**What the exercise asks**. Reproduce every line of the records below verbatim, leaving out the pictures.

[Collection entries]
:::

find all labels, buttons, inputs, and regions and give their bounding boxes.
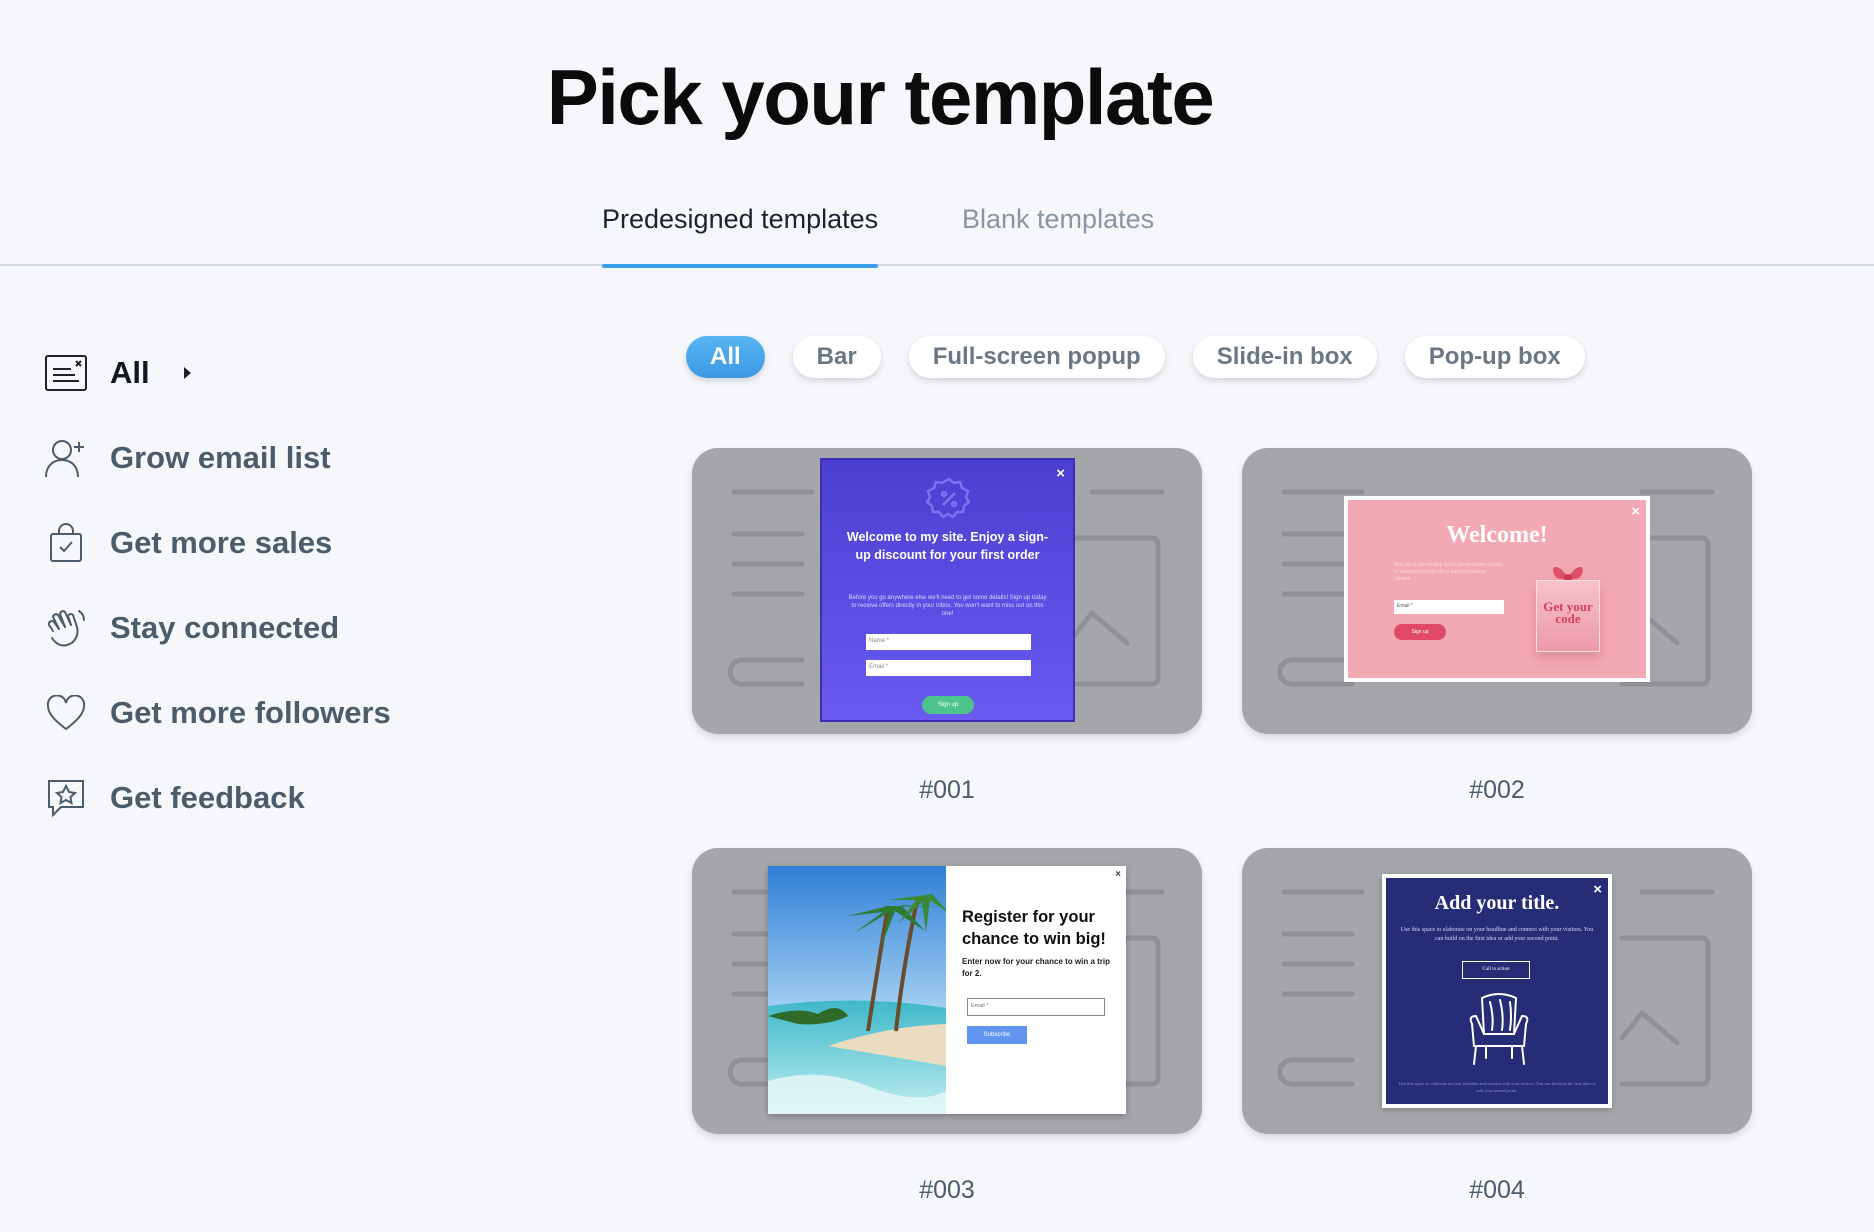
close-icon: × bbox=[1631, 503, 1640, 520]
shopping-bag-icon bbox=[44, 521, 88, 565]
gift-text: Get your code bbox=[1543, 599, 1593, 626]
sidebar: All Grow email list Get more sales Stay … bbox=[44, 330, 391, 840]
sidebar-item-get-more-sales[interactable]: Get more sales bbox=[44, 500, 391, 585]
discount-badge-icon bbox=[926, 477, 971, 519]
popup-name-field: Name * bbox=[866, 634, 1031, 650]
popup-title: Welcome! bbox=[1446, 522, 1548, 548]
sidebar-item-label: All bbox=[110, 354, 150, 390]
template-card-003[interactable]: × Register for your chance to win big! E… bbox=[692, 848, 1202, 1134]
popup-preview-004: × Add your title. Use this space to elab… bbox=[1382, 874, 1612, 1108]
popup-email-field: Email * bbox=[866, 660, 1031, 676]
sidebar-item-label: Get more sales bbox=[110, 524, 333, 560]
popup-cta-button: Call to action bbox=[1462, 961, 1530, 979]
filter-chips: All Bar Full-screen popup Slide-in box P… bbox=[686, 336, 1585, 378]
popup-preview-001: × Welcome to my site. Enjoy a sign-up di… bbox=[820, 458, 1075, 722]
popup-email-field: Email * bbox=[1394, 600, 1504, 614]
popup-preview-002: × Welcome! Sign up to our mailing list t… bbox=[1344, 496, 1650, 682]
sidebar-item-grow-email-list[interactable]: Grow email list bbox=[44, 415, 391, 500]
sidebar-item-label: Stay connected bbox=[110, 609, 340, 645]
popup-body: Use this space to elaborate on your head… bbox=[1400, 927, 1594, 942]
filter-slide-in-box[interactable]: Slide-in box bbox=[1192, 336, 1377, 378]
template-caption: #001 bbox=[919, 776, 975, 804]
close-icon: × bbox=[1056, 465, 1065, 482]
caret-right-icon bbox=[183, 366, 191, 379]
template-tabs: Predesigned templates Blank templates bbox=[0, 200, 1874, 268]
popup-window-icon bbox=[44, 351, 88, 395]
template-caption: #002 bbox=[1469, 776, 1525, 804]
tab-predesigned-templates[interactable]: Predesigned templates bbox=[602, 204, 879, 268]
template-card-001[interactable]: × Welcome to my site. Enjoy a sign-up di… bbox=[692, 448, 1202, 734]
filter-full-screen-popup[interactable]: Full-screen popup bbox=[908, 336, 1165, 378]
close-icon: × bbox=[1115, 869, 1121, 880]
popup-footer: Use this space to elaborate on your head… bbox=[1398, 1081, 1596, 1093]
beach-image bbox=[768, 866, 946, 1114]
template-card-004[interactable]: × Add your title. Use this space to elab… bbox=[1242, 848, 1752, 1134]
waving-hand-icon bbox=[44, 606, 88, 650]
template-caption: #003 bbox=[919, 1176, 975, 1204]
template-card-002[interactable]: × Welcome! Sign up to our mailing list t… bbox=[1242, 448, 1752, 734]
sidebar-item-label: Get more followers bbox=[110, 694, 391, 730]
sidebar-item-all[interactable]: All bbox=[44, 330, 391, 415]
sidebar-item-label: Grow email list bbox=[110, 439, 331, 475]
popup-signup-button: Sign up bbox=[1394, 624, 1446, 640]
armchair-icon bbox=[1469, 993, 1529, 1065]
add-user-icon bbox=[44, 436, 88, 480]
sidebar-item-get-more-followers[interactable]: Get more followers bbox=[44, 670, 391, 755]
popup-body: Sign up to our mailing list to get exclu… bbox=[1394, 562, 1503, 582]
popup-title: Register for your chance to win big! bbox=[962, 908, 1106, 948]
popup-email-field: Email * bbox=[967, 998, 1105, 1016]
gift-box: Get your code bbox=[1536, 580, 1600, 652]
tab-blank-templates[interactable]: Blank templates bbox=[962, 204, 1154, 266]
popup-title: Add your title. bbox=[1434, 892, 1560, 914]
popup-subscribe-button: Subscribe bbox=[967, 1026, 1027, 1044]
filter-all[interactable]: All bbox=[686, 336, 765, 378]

:::

**Response for this exercise**.
find all labels, buttons, inputs, and regions and give their bounding boxes.
close-icon: × bbox=[1631, 503, 1640, 520]
shopping-bag-icon bbox=[44, 521, 88, 565]
gift-text: Get your code bbox=[1543, 599, 1593, 626]
sidebar: All Grow email list Get more sales Stay … bbox=[44, 330, 391, 840]
sidebar-item-get-more-sales[interactable]: Get more sales bbox=[44, 500, 391, 585]
discount-badge-icon bbox=[926, 477, 971, 519]
popup-name-field: Name * bbox=[866, 634, 1031, 650]
popup-title: Welcome! bbox=[1446, 522, 1548, 548]
sidebar-item-label: All bbox=[110, 354, 150, 390]
template-card-003[interactable]: × Register for your chance to win big! E… bbox=[692, 848, 1202, 1134]
popup-preview-004: × Add your title. Use this space to elab… bbox=[1382, 874, 1612, 1108]
popup-email-field: Email * bbox=[866, 660, 1031, 676]
sidebar-item-label: Get more sales bbox=[110, 524, 333, 560]
popup-cta-button: Call to action bbox=[1462, 961, 1530, 979]
filter-chips: All Bar Full-screen popup Slide-in box P… bbox=[686, 336, 1585, 378]
popup-preview-001: × Welcome to my site. Enjoy a sign-up di… bbox=[820, 458, 1075, 722]
popup-email-field: Email * bbox=[1394, 600, 1504, 614]
popup-preview-002: × Welcome! Sign up to our mailing list t… bbox=[1344, 496, 1650, 682]
sidebar-item-grow-email-list[interactable]: Grow email list bbox=[44, 415, 391, 500]
sidebar-item-label: Stay connected bbox=[110, 609, 340, 645]
popup-body: Use this space to elaborate on your head… bbox=[1400, 927, 1594, 942]
filter-slide-in-box[interactable]: Slide-in box bbox=[1192, 336, 1377, 378]
template-caption: #001 bbox=[919, 776, 975, 804]
close-icon: × bbox=[1056, 465, 1065, 482]
caret-right-icon bbox=[183, 366, 191, 379]
template-tabs: Predesigned templates Blank templates bbox=[0, 200, 1874, 268]
popup-window-icon bbox=[44, 351, 88, 395]
template-caption: #002 bbox=[1469, 776, 1525, 804]
tab-predesigned-templates[interactable]: Predesigned templates bbox=[602, 204, 879, 268]
template-card-001[interactable]: × Welcome to my site. Enjoy a sign-up di… bbox=[692, 448, 1202, 734]
filter-full-screen-popup[interactable]: Full-screen popup bbox=[908, 336, 1165, 378]
close-icon: × bbox=[1115, 869, 1121, 880]
popup-footer: Use this space to elaborate on your head… bbox=[1398, 1081, 1596, 1093]
beach-image bbox=[768, 866, 946, 1114]
template-card-004[interactable]: × Add your title. Use this space to elab… bbox=[1242, 848, 1752, 1134]
waving-hand-icon bbox=[44, 606, 88, 650]
template-caption: #003 bbox=[919, 1176, 975, 1204]
template-card-002[interactable]: × Welcome! Sign up to our mailing list t… bbox=[1242, 448, 1752, 734]
sidebar-item-label: Get more followers bbox=[110, 694, 391, 730]
sidebar-item-all[interactable]: All bbox=[44, 330, 391, 415]
sidebar-item-label: Grow email list bbox=[110, 439, 331, 475]
popup-signup-button: Sign up bbox=[1394, 624, 1446, 640]
armchair-icon bbox=[1469, 993, 1529, 1065]
add-user-icon bbox=[44, 436, 88, 480]
sidebar-item-get-more-followers[interactable]: Get more followers bbox=[44, 670, 391, 755]
popup-body: Sign up to our mailing list to get exclu… bbox=[1394, 562, 1503, 582]
popup-title: Register for your chance to win big! bbox=[962, 908, 1106, 948]
popup-email-field: Email * bbox=[967, 998, 1105, 1016]
gift-box: Get your code bbox=[1536, 580, 1600, 652]
tab-blank-templates[interactable]: Blank templates bbox=[962, 204, 1154, 266]
popup-title: Add your title. bbox=[1434, 892, 1560, 914]
popup-subscribe-button: Subscribe bbox=[967, 1026, 1027, 1044]
filter-all[interactable]: All bbox=[686, 336, 765, 378]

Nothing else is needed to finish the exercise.